YOUR TASK:
Look below. Copy each line that has "Average" in it.

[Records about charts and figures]
○ ○ ○ ○ ○

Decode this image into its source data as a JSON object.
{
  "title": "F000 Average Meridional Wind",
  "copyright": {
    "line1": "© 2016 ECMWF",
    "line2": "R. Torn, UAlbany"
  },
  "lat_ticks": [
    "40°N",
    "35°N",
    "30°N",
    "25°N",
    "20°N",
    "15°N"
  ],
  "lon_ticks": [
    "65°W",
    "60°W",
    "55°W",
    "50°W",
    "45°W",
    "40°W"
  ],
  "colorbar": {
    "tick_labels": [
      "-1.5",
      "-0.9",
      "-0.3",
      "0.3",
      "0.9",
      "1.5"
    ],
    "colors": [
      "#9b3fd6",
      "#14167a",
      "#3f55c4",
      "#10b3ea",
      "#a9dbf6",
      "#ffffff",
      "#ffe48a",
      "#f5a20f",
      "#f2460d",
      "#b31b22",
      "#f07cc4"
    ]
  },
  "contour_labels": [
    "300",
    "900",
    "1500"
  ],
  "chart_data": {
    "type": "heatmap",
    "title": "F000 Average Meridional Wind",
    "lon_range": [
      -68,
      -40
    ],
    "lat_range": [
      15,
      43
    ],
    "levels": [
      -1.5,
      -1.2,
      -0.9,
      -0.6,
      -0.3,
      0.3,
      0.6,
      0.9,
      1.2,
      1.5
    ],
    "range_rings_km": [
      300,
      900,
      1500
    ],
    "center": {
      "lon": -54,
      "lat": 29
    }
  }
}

○ ○ ○ ○ ○

FINISHED EXERCISE:
  "title": "F000 Average Meridional Wind",
    "title": "F000 Average Meridional Wind",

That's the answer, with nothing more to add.